Pull every line containing "Mantenga" out of the material below.

>> Begin Extracted records

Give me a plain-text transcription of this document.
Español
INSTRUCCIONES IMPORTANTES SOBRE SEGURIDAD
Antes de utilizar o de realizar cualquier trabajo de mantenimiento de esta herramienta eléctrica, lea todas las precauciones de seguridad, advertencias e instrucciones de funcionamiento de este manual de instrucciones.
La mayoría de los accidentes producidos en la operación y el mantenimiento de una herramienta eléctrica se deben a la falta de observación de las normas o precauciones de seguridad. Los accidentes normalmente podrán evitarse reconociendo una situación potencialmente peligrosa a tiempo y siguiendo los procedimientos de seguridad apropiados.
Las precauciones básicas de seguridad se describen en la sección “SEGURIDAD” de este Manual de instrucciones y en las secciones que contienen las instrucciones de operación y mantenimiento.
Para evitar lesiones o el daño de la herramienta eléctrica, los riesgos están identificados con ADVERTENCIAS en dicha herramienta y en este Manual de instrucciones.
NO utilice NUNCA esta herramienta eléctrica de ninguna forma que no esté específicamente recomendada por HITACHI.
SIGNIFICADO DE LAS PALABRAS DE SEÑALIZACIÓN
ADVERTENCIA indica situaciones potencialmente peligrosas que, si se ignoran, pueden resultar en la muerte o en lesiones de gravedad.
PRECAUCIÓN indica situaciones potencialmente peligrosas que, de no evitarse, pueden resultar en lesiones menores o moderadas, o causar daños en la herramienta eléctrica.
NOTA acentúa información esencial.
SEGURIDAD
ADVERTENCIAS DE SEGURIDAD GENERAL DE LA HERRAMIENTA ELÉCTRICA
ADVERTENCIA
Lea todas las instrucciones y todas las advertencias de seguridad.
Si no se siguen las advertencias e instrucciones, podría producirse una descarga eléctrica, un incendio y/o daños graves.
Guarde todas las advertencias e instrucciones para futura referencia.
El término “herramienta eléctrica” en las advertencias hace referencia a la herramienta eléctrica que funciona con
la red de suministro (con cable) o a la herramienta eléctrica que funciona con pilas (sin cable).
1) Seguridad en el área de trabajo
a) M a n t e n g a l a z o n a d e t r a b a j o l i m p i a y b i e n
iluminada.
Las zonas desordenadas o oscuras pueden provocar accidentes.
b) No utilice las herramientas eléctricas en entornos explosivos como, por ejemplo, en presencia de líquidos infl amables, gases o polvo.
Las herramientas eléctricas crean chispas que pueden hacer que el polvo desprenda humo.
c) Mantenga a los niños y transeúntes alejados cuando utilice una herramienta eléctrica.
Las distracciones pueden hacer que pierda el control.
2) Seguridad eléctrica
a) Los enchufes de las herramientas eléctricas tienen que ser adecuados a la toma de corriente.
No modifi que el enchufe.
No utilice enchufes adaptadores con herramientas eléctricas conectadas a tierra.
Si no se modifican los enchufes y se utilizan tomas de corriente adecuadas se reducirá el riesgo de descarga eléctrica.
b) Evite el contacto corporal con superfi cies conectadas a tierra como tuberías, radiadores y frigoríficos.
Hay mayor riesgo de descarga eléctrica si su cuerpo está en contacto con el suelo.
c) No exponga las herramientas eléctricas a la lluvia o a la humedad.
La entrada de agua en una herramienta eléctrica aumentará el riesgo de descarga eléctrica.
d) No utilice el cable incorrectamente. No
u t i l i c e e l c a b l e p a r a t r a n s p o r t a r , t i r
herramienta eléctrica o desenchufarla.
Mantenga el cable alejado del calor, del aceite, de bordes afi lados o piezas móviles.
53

>> End Extracted records
>> Begin Extracted records

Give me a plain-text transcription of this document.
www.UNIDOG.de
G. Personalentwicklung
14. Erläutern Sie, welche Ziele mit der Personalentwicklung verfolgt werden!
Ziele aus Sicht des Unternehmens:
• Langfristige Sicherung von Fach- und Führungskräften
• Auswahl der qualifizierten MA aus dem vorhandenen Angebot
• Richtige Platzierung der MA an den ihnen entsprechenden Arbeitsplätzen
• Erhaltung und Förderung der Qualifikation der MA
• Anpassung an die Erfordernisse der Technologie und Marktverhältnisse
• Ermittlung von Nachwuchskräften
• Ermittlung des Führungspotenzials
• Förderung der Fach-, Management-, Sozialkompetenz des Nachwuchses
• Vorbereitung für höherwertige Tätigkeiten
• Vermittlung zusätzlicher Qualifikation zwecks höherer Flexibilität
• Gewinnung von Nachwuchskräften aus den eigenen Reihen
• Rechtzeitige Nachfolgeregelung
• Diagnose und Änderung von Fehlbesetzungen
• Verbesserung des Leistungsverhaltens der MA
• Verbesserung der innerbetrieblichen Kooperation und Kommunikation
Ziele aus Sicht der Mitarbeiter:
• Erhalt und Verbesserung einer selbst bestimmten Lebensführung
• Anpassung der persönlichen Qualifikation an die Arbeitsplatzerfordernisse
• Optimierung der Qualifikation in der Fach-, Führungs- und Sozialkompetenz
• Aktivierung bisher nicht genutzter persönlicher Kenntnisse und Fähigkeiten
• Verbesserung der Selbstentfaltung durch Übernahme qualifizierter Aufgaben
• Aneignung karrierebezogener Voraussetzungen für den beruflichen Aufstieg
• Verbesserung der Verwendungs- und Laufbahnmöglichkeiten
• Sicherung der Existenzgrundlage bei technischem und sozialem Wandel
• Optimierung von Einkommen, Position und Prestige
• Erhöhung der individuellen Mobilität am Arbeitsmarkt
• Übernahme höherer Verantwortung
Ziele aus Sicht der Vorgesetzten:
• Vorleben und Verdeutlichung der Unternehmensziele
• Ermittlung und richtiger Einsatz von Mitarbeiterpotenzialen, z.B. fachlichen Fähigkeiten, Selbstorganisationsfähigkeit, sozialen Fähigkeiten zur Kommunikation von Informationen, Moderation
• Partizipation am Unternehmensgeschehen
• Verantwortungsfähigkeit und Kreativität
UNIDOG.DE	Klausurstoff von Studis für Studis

>> End Extracted records

The result
c) Mantenga a los niños y transeúntes alejados cuando utilice una herramienta eléctrica.
Mantenga el cable alejado del calor, del aceite, de bordes afi lados o piezas móviles.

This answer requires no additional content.